#### AIM
Retype the records that come next, word for word.

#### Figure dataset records
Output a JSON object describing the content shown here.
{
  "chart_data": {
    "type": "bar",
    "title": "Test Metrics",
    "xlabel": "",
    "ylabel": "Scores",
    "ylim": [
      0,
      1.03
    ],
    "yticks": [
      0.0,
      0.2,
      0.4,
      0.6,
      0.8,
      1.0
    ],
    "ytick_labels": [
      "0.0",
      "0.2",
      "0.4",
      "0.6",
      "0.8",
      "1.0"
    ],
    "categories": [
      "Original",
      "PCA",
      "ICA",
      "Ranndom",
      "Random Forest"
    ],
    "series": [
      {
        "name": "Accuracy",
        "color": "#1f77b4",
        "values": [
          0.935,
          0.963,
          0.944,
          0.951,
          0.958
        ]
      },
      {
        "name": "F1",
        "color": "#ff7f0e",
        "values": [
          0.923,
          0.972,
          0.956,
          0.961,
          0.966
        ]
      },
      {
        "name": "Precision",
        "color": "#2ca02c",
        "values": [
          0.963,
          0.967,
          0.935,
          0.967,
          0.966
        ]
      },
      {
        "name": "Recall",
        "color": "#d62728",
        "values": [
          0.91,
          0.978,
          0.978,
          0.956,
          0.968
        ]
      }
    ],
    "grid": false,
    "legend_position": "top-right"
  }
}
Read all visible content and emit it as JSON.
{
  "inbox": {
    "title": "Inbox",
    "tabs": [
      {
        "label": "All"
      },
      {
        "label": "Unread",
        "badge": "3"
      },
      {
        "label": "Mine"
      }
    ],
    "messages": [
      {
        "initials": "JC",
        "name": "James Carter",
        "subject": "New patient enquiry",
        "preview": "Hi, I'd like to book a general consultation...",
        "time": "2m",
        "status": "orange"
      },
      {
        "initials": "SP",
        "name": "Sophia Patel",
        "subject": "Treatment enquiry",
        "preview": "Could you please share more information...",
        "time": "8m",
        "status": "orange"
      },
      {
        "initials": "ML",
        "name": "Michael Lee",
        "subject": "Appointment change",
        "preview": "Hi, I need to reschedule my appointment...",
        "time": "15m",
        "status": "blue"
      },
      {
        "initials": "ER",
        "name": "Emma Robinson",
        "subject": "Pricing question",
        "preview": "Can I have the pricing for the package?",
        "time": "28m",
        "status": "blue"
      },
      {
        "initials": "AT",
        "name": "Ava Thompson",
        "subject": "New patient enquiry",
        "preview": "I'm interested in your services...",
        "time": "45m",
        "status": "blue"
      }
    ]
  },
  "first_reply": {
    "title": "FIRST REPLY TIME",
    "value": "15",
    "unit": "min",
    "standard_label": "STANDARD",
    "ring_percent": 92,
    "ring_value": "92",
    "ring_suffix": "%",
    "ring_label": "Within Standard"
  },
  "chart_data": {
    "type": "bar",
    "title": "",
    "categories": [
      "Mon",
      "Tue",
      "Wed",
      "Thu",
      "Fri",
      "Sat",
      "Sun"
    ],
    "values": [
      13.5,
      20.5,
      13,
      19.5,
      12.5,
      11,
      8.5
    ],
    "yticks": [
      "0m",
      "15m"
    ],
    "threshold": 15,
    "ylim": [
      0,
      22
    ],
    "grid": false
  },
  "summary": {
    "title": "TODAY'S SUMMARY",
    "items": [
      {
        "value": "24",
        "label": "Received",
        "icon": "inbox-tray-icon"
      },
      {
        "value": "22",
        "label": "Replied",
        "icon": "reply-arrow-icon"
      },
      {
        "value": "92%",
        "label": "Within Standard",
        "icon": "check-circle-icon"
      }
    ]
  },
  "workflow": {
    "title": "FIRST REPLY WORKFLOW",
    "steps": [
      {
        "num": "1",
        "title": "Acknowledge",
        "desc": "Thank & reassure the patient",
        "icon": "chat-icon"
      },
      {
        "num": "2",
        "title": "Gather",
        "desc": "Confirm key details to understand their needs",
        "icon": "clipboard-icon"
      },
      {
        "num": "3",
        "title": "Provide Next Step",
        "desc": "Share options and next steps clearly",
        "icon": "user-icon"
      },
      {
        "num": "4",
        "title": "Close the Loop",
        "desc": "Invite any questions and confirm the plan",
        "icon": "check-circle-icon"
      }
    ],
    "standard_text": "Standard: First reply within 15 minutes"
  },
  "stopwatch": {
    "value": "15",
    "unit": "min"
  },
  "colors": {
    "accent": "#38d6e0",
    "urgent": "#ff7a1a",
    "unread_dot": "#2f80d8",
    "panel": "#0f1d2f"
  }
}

#### SOLUTION FOR THIS EXERCISE
Output a JSON object describing the content shown here.
{
  "chart_data": {
    "type": "bar",
    "title": "Test Metrics",
    "xlabel": "",
    "ylabel": "Scores",
    "ylim": [
      0,
      1.03
    ],
    "yticks": [
      0.0,
      0.2,
      0.4,
      0.6,
      0.8,
      1.0
    ],
    "ytick_labels": [
      "0.0",
      "0.2",
      "0.4",
      "0.6",
      "0.8",
      "1.0"
    ],
    "categories": [
      "Original",
      "PCA",
      "ICA",
      "Ranndom",
      "Random Forest"
    ],
    "series": [
      {
        "name": "Accuracy",
        "color": "#1f77b4",
        "values": [
          0.935,
          0.963,
          0.944,
          0.951,
          0.958
        ]
      },
      {
        "name": "F1",
        "color": "#ff7f0e",
        "values": [
          0.923,
          0.972,
          0.956,
          0.961,
          0.966
        ]
      },
      {
        "name": "Precision",
        "color": "#2ca02c",
        "values": [
          0.963,
          0.967,
          0.935,
          0.967,
          0.966
        ]
      },
      {
        "name": "Recall",
        "color": "#d62728",
        "values": [
          0.91,
          0.978,
          0.978,
          0.956,
          0.968
        ]
      }
    ],
    "grid": false,
    "legend_position": "top-right"
  }
}
Read all visible content and emit it as JSON.
{
  "inbox": {
    "title": "Inbox",
    "tabs": [
      {
        "label": "All"
      },
      {
        "label": "Unread",
        "badge": "3"
      },
      {
        "label": "Mine"
      }
    ],
    "messages": [
      {
        "initials": "JC",
        "name": "James Carter",
        "subject": "New patient enquiry",
        "preview": "Hi, I'd like to book a general consultation...",
        "time": "2m",
        "status": "orange"
      },
      {
        "initials": "SP",
        "name": "Sophia Patel",
        "subject": "Treatment enquiry",
        "preview": "Could you please share more information...",
        "time": "8m",
        "status": "orange"
      },
      {
        "initials": "ML",
        "name": "Michael Lee",
        "subject": "Appointment change",
        "preview": "Hi, I need to reschedule my appointment...",
        "time": "15m",
        "status": "blue"
      },
      {
        "initials": "ER",
        "name": "Emma Robinson",
        "subject": "Pricing question",
        "preview": "Can I have the pricing for the package?",
        "time": "28m",
        "status": "blue"
      },
      {
        "initials": "AT",
        "name": "Ava Thompson",
        "subject": "New patient enquiry",
        "preview": "I'm interested in your services...",
        "time": "45m",
        "status": "blue"
      }
    ]
  },
  "first_reply": {
    "title": "FIRST REPLY TIME",
    "value": "15",
    "unit": "min",
    "standard_label": "STANDARD",
    "ring_percent": 92,
    "ring_value": "92",
    "ring_suffix": "%",
    "ring_label": "Within Standard"
  },
  "chart_data": {
    "type": "bar",
    "title": "",
    "categories": [
      "Mon",
      "Tue",
      "Wed",
      "Thu",
      "Fri",
      "Sat",
      "Sun"
    ],
    "values": [
      13.5,
      20.5,
      13,
      19.5,
      12.5,
      11,
      8.5
    ],
    "yticks": [
      "0m",
      "15m"
    ],
    "threshold": 15,
    "ylim": [
      0,
      22
    ],
    "grid": false
  },
  "summary": {
    "title": "TODAY'S SUMMARY",
    "items": [
      {
        "value": "24",
        "label": "Received",
        "icon": "inbox-tray-icon"
      },
      {
        "value": "22",
        "label": "Replied",
        "icon": "reply-arrow-icon"
      },
      {
        "value": "92%",
        "label": "Within Standard",
        "icon": "check-circle-icon"
      }
    ]
  },
  "workflow": {
    "title": "FIRST REPLY WORKFLOW",
    "steps": [
      {
        "num": "1",
        "title": "Acknowledge",
        "desc": "Thank & reassure the patient",
        "icon": "chat-icon"
      },
      {
        "num": "2",
        "title": "Gather",
        "desc": "Confirm key details to understand their needs",
        "icon": "clipboard-icon"
      },
      {
        "num": "3",
        "title": "Provide Next Step",
        "desc": "Share options and next steps clearly",
        "icon": "user-icon"
      },
      {
        "num": "4",
        "title": "Close the Loop",
        "desc": "Invite any questions and confirm the plan",
        "icon": "check-circle-icon"
      }
    ],
    "standard_text": "Standard: First reply within 15 minutes"
  },
  "stopwatch": {
    "value": "15",
    "unit": "min"
  },
  "colors": {
    "accent": "#38d6e0",
    "urgent": "#ff7a1a",
    "unread_dot": "#2f80d8",
    "panel": "#0f1d2f"
  }
}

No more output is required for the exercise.